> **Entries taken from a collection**
┌──
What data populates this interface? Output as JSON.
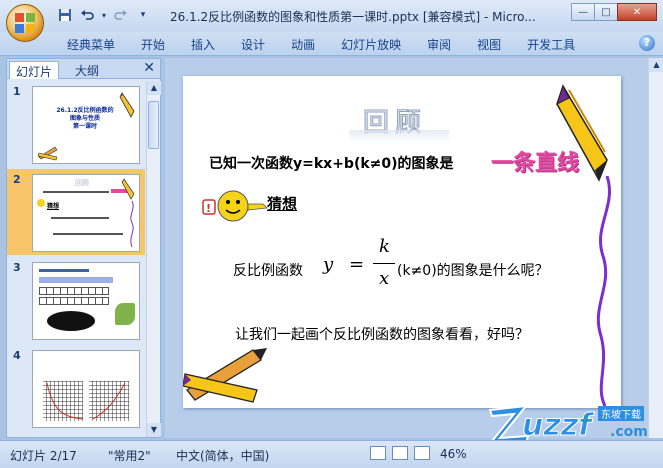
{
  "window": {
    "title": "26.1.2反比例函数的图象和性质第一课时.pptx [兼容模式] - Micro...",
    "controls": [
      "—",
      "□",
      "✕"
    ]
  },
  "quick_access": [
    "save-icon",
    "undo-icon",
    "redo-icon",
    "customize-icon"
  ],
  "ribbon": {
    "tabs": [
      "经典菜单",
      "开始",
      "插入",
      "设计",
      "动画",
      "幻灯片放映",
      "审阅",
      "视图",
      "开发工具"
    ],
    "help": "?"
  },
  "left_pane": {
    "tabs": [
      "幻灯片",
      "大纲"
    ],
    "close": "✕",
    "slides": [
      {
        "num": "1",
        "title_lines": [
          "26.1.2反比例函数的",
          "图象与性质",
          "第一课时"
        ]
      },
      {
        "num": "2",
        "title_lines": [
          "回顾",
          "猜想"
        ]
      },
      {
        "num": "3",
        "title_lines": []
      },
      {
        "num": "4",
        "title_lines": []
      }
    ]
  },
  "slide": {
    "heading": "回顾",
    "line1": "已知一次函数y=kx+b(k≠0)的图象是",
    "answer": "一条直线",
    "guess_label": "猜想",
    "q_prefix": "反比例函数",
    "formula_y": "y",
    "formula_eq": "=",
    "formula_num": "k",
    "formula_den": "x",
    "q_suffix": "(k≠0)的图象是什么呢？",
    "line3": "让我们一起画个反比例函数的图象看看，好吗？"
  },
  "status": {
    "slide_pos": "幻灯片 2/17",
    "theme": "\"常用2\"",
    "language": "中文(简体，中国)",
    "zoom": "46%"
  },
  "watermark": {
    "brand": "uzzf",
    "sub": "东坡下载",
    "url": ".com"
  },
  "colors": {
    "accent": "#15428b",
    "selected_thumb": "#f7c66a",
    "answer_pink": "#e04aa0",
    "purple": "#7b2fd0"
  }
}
└──
┌──
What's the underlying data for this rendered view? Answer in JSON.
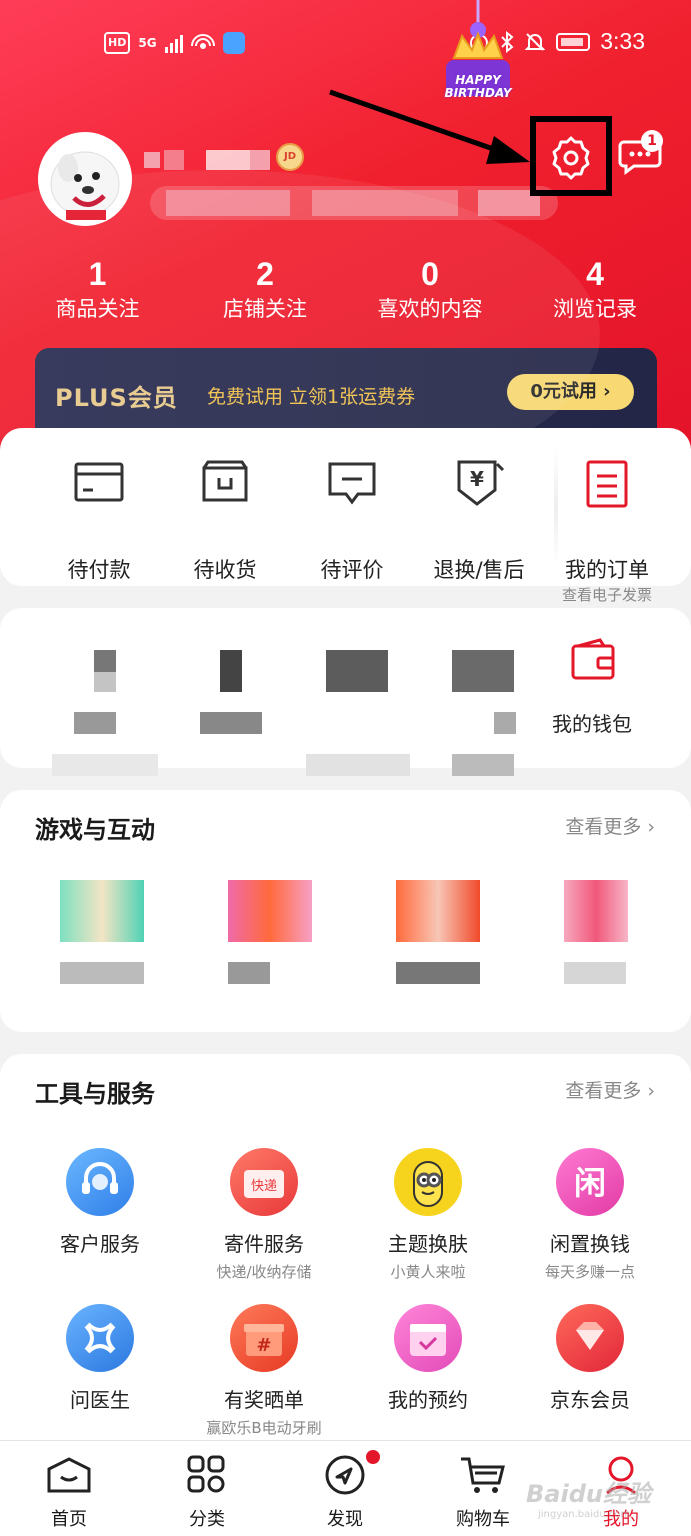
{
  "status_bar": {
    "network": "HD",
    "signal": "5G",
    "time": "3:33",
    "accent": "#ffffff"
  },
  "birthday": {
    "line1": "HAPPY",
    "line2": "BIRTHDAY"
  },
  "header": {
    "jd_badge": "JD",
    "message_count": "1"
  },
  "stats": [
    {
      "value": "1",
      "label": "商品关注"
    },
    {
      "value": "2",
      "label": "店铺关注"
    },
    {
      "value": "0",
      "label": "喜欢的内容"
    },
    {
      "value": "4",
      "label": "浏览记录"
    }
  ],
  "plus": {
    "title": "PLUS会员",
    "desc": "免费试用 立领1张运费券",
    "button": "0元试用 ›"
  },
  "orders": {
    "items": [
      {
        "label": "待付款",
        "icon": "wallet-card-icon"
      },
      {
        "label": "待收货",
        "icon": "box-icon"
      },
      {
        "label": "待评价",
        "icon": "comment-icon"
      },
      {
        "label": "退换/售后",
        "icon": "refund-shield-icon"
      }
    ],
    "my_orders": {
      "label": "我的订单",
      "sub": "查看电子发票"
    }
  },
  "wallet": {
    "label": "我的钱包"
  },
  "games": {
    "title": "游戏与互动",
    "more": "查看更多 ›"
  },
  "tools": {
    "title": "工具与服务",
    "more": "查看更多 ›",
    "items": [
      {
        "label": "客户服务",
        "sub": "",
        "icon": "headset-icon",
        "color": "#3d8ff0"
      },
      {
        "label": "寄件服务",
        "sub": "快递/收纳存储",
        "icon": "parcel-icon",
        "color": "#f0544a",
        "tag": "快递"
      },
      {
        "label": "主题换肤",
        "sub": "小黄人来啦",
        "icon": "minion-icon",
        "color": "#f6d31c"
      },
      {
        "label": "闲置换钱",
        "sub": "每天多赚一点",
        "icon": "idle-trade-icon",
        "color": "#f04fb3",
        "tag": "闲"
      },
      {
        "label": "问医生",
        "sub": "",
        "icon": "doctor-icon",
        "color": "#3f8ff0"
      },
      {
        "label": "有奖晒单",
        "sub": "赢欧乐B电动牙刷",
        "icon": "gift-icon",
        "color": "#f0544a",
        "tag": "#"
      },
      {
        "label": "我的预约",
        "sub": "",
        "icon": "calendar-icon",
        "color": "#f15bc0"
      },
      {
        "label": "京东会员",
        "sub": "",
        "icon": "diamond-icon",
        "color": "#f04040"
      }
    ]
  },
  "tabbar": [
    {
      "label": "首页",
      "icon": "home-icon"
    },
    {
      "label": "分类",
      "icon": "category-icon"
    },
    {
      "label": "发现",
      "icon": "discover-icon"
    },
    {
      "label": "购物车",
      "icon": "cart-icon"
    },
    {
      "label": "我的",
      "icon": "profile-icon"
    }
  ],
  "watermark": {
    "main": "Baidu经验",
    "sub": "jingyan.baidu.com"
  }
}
└──
> **WHAT THE TASK REQUIRES**
Search the preceding listing for "this" and extract every line where it is found.

> **ANSWER**
What data populates this interface? Output as JSON.
What's the underlying data for this rendered view? Answer in JSON.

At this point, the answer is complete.